▶ _TEXTO PARA REVISÃO_:
==*==
O discurso das FDS é ecoado em todo canto pelos quadros seniores da FRELIMO que defendem que as manifestações não são “genuínas”, por isso defendem a ideia de que, de facto as manifestações não são do interesse dos moçambicanos, mas sim dos estrangeiros.

No entender de Samuel Simango, é mais fácil responsabilizar a famosa mão externa pelos problemas, mesmo quando se trata de assuntos domésticos. No caso em concreto, entende o acadêmico, há mais possibilidades de se apontar mais financiadores para justificar o caos que se intensifica a cada dia, muito mais pelo cenário urbano festivo que se assiste em alguns pontos do país nas estradas, por isso todas narrativas visam “amainar as manifestações”.

“Esse discurso vai acontecer sempre quando o argumento para convencer as pessoas não é um argumento forte e não me admira agora, que se acuse a Holanda e Suécia, de estarem a financiar as manifestações de tal forma que se diz, inclusive, que aquelas comidas preparadas nas ruas são financiadas por essas organizações. Como se de facto as pessoas nas suas casas não podem ter um quilo de farinha para fazerem aquela demostração”, considerou.

“O que está falhar para o diálogo é uma resposta política e não jurídica”

A primeira tentativa para o estabelecimento do diálogo, falhou. Para o académico o fracasso deveu-se a uma má leitura do Governo que não compreendeu que a resposta para travar as manifestações jaze na política e não necessariamente na ala jurídica.

“O que está a falhar para o diálogo é uma resposta política e não jurídica. A solução para as manifestações é política. Neste momento ainda não apareceu ninguém do Estado a reconhecer que os manifestantes têm as suas razões para se manifestarem”, criticou Simango.

Para o acadêmico, as reivindicações dos manifestantes vão para além de simples “zanga” devido a alegada fraude ou busca pela reposição dos resultados eleitorais, mas sim, resultam de um sentimento comum de injustiça e má governação.
==*==
▶ _INFORMAÇÃO APRESENTADA_:
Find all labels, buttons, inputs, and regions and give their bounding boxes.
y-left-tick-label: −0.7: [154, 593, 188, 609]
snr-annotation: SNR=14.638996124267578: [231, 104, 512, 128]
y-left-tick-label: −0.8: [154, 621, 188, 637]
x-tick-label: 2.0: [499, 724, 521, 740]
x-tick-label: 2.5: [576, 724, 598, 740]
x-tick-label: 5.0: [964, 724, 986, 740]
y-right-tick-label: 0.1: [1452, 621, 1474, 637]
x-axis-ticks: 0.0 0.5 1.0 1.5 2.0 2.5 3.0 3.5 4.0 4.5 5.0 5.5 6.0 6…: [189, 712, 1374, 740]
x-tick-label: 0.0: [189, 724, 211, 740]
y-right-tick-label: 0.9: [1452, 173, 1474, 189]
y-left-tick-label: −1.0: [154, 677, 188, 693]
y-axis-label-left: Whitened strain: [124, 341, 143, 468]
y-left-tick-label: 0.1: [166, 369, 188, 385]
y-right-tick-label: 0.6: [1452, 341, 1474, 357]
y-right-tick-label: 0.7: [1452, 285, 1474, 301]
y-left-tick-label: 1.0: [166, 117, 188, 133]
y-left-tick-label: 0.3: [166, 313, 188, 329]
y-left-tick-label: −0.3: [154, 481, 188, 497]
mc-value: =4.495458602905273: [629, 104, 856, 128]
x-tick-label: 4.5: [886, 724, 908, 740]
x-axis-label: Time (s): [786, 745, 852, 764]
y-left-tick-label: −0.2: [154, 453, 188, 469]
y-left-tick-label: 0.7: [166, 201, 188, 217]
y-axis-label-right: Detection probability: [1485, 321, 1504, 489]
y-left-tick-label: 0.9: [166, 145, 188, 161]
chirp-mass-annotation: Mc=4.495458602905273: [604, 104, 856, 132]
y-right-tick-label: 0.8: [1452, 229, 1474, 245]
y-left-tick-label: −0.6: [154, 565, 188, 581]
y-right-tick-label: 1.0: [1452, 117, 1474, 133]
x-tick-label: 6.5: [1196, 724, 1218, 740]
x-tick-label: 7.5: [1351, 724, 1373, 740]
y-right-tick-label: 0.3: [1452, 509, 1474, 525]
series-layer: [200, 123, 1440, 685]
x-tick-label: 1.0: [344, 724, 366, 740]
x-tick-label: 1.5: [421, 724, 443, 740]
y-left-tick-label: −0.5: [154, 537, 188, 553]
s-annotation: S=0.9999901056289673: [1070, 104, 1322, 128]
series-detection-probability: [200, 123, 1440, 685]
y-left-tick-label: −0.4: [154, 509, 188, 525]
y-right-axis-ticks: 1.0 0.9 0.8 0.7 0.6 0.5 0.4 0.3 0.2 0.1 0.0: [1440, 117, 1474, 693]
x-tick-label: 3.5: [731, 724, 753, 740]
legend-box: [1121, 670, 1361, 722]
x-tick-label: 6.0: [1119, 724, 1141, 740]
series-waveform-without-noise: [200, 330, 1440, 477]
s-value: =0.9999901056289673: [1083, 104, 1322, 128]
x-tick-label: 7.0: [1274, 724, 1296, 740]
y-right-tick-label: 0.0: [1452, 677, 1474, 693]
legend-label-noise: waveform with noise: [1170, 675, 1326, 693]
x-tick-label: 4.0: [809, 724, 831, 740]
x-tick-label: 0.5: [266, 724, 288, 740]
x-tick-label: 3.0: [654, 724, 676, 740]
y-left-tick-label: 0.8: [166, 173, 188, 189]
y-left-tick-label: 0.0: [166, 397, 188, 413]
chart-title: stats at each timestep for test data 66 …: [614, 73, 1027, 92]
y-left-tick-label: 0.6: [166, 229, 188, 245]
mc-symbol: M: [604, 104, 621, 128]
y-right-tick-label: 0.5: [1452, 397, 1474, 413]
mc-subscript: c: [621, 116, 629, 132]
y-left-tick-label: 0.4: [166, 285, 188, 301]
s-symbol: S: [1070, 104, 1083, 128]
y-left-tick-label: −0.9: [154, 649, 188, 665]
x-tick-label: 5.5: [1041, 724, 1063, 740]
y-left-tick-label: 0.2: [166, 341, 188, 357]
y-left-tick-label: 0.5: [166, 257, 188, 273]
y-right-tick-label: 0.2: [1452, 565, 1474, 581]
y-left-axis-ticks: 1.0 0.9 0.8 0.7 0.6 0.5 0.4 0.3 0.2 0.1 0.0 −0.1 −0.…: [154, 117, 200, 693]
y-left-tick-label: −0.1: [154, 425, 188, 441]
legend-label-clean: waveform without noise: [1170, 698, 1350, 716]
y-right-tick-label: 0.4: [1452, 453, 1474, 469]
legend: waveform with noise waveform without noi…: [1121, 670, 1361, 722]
==*==
▶ _OBJETIVO DO EXERCÍCIO_: Reproduza integralmente o texto sobre as manifestações, sem qualquer alteração.

▶ _RESULTADO DA TAREFA_:
O discurso das FDS é ecoado em todo canto pelos quadros seniores da FRELIMO que defendem que as manifestações não são “genuínas”, por isso defendem a ideia de que, de facto as manifestações não são do interesse dos moçambicanos, mas sim dos estrangeiros.

No entender de Samuel Simango, é mais fácil responsabilizar a famosa mão externa pelos problemas, mesmo quando se trata de assuntos domésticos. No caso em concreto, entende o acadêmico, há mais possibilidades de se apontar mais financiadores para justificar o caos que se intensifica a cada dia, muito mais pelo cenário urbano festivo que se assiste em alguns pontos do país nas estradas, por isso todas narrativas visam “amainar as manifestações”.

“Esse discurso vai acontecer sempre quando o argumento para convencer as pessoas não é um argumento forte e não me admira agora, que se acuse a Holanda e Suécia, de estarem a financiar as manifestações de tal forma que se diz, inclusive, que aquelas comidas preparadas nas ruas são financiadas por essas organizações. Como se de facto as pessoas nas suas casas não podem ter um quilo de farinha para fazerem aquela demostração”, considerou.

“O que está falhar para o diálogo é uma resposta política e não jurídica”

A primeira tentativa para o estabelecimento do diálogo, falhou. Para o académico o fracasso deveu-se a uma má leitura do Governo que não compreendeu que a resposta para travar as manifestações jaze na política e não necessariamente na ala jurídica.

“O que está a falhar para o diálogo é uma resposta política e não jurídica. A solução para as manifestações é política. Neste momento ainda não apareceu ninguém do Estado a reconhecer que os manifestantes têm as suas razões para se manifestarem”, criticou Simango.

Para o acadêmico, as reivindicações dos manifestantes vão para além de simples “zanga” devido a alegada fraude ou busca pela reposição dos resultados eleitorais, mas sim, resultam de um sentimento comum de injustiça e má governação.